Stored data

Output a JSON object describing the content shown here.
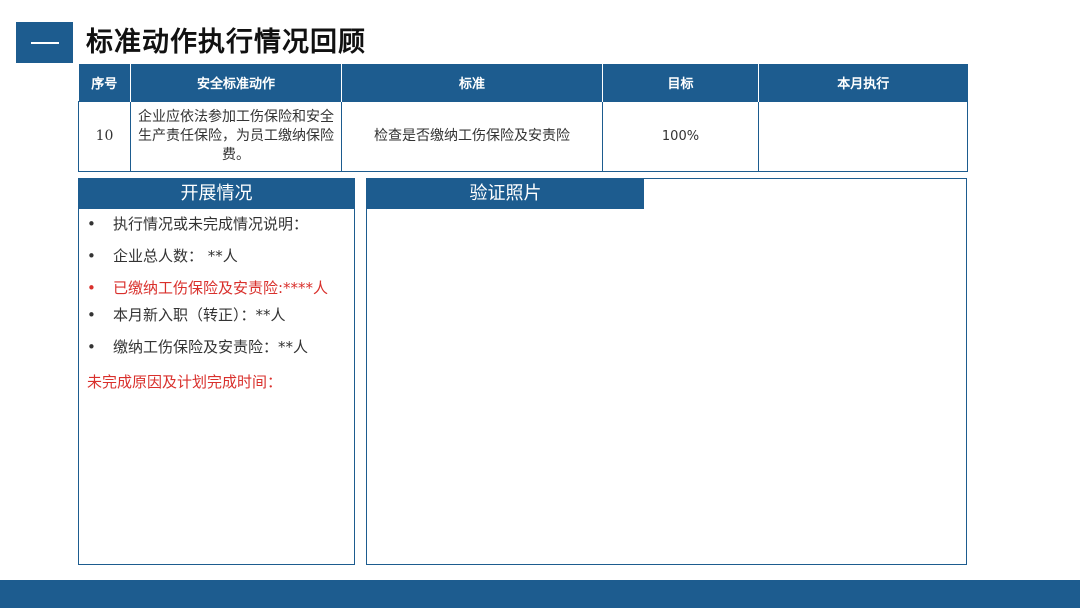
{
  "title": "标准动作执行情况回顾",
  "table": {
    "headers": [
      "序号",
      "安全标准动作",
      "标准",
      "目标",
      "本月执行"
    ],
    "row": {
      "no": "10",
      "action": "企业应依法参加工伤保险和安全生产责任保险，为员工缴纳保险费。",
      "standard": "检查是否缴纳工伤保险及安责险",
      "target": "100%",
      "execution": ""
    }
  },
  "left_panel": {
    "title": "开展情况",
    "bullet": "•",
    "items": [
      "执行情况或未完成情况说明：",
      "企业总人数： **人",
      "已缴纳工伤保险及安责险:****人",
      "本月新入职（转正）：**人",
      "缴纳工伤保险及安责险：**人"
    ],
    "note": "未完成原因及计划完成时间："
  },
  "right_panel": {
    "title": "验证照片"
  },
  "colors": {
    "primary": "#1d5c8f",
    "highlight": "#d9302c"
  }
}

Goal
State only how many lines in the material include "title".

Completed task
3